%%

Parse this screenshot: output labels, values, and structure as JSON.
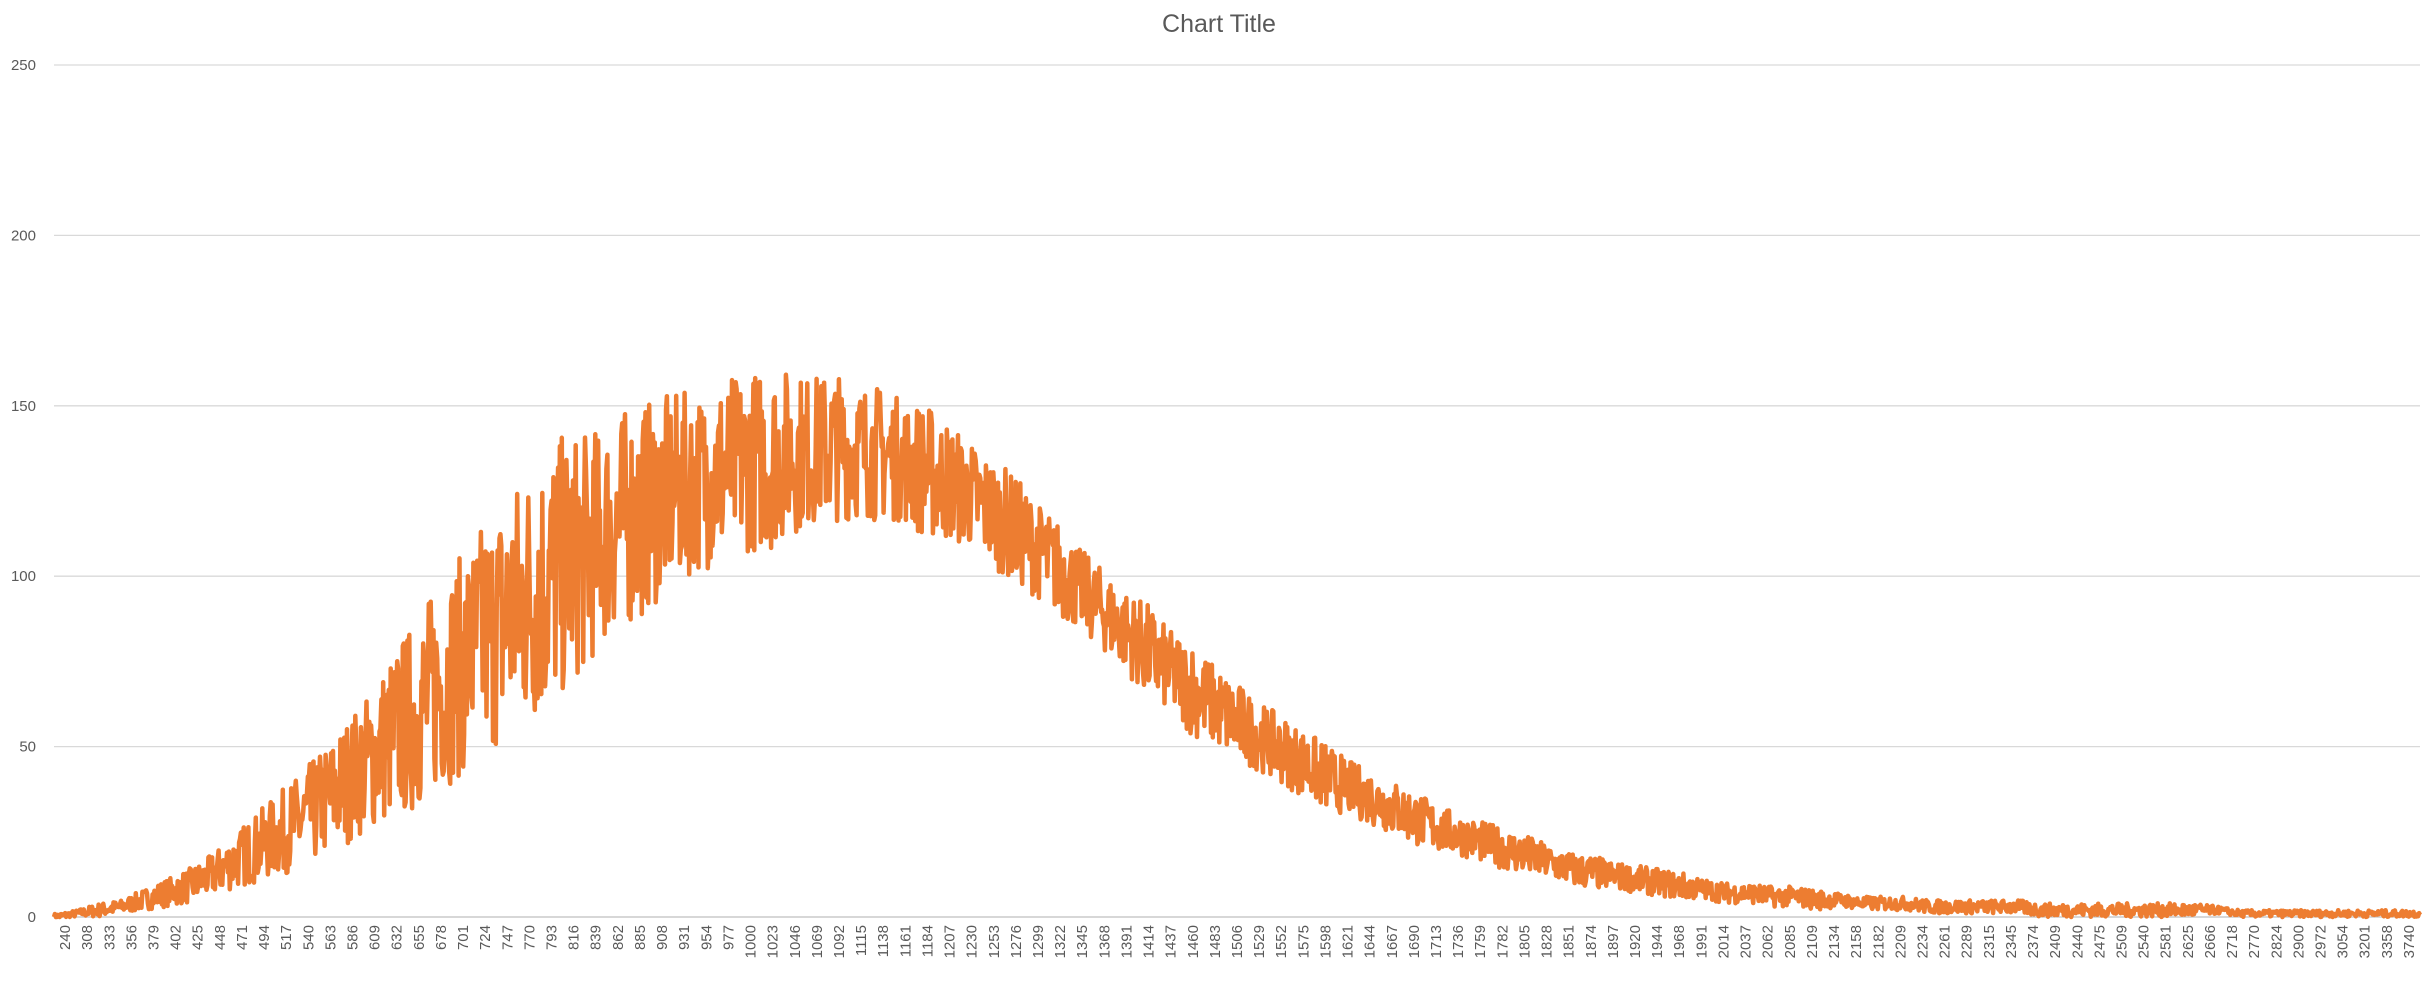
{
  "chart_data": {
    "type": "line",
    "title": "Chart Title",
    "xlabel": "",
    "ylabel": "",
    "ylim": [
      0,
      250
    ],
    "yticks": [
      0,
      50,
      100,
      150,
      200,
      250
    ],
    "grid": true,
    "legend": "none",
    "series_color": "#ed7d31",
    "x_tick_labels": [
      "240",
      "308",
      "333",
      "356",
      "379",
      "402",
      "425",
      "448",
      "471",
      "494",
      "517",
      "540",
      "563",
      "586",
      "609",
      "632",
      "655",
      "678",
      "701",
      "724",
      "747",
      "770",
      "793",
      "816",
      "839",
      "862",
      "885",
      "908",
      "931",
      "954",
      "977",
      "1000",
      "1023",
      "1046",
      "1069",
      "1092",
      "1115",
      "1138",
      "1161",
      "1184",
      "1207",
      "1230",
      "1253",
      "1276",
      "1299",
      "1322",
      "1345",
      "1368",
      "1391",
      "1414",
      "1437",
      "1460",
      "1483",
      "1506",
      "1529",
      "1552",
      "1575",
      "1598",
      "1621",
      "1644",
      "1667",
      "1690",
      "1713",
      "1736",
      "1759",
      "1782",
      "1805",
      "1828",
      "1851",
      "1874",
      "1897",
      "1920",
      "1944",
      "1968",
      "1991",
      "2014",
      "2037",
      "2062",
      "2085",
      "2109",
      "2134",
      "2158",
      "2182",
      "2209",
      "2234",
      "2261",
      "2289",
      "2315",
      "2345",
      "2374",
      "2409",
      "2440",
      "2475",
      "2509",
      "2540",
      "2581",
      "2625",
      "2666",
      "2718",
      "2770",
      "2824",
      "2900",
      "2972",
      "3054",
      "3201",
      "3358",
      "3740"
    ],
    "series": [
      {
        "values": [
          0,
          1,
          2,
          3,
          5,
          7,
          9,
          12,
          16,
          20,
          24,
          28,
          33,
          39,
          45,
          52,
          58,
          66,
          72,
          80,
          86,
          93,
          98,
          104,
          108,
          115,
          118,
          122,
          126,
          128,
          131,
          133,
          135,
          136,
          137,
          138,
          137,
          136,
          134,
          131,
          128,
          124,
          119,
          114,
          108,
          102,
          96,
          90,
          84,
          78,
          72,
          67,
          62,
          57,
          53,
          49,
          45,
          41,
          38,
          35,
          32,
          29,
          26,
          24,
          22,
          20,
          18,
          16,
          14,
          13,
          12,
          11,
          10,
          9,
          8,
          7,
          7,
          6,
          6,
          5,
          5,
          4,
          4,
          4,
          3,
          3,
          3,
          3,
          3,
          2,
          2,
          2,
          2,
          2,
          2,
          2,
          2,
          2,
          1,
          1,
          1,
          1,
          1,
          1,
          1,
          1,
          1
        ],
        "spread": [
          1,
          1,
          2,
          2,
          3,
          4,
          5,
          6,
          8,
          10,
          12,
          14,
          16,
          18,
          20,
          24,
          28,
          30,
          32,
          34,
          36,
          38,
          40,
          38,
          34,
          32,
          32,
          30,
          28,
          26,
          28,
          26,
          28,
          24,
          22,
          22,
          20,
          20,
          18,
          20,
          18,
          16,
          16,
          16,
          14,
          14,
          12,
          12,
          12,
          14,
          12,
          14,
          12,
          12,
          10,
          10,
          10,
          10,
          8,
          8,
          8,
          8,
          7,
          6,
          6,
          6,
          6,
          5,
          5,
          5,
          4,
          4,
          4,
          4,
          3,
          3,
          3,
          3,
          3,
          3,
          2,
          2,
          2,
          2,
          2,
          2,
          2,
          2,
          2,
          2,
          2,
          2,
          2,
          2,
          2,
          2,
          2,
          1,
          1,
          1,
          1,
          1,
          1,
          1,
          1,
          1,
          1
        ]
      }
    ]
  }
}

%%

TO BE DONE:
From the listing above, collect each line in which the string "values" appears.

SOLUTION:
Parse this screenshot: output labels, values, and structure as JSON.
        "values": [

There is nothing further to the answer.